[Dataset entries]
=-=-=

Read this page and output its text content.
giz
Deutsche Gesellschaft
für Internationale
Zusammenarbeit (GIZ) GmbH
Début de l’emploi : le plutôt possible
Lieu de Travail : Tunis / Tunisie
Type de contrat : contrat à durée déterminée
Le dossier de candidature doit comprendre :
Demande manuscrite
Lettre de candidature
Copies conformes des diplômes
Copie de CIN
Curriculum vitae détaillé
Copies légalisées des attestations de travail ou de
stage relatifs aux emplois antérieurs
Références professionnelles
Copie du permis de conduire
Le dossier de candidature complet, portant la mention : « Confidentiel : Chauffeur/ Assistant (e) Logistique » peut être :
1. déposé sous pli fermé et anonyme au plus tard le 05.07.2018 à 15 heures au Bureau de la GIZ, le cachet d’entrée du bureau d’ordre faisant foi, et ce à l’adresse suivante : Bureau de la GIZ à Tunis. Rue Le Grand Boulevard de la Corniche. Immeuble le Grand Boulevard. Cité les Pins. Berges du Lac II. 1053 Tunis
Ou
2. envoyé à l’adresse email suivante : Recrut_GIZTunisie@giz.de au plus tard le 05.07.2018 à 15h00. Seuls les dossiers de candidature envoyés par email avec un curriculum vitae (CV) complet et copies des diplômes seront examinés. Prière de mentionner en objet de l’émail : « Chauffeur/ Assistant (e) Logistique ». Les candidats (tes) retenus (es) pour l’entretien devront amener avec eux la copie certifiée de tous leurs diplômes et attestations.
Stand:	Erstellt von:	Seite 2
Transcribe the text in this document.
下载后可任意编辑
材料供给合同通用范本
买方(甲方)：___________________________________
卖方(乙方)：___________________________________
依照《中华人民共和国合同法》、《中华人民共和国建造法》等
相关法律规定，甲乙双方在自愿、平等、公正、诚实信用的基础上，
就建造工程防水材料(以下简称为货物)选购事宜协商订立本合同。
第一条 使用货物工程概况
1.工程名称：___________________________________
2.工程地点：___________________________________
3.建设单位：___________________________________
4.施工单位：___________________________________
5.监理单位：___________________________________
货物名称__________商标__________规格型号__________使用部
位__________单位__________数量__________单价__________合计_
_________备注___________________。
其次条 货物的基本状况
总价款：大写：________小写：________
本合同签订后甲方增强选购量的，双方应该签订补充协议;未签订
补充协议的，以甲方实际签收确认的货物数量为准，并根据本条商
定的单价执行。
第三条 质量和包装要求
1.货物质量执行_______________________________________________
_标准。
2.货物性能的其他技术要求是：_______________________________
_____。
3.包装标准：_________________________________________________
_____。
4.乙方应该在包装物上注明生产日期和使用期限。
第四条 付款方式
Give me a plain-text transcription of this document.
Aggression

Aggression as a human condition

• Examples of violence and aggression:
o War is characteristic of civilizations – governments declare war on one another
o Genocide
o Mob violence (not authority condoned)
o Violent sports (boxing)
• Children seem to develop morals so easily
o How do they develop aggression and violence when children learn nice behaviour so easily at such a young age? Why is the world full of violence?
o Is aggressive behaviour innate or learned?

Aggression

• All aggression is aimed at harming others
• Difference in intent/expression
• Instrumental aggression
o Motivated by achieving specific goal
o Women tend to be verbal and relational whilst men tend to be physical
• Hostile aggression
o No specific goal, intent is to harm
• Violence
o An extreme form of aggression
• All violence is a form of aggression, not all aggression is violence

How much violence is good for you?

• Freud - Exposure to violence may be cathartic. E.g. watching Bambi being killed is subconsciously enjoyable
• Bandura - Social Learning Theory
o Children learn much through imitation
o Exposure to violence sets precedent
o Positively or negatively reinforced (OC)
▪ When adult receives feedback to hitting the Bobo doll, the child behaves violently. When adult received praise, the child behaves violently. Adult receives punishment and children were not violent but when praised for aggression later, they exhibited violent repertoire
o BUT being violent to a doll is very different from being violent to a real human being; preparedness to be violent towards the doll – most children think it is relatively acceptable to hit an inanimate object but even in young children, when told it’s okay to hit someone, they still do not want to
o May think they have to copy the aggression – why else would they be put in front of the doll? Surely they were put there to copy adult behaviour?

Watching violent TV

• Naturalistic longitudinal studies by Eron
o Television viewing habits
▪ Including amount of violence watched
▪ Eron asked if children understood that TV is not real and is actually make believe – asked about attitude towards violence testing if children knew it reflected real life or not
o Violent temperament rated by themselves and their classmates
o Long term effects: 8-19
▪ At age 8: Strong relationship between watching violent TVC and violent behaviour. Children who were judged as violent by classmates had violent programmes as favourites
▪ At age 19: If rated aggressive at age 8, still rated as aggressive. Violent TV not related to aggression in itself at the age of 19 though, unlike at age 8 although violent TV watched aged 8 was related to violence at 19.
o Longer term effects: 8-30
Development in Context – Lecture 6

=-=-=

GOAL >> Where a line above holds the string "Logistique", show that line.

COMPLETED TASK >>
Le dossier de candidature complet, portant la mention : « Confidentiel : Chauffeur/ Assistant (e) Logistique » peut être :
2. envoyé à l’adresse email suivante : Recrut_GIZTunisie@giz.de au plus tard le 05.07.2018 à 15h00. Seuls les dossiers de candidature envoyés par email avec un curriculum vitae (CV) complet et copies des diplômes seront examinés. Prière de mentionner en objet de l’émail : « Chauffeur/ Assistant (e) Logistique ». Les candidats (tes) retenus (es) pour l’entretien devront amener avec eux la copie certifiée de tous leurs diplômes et attestations.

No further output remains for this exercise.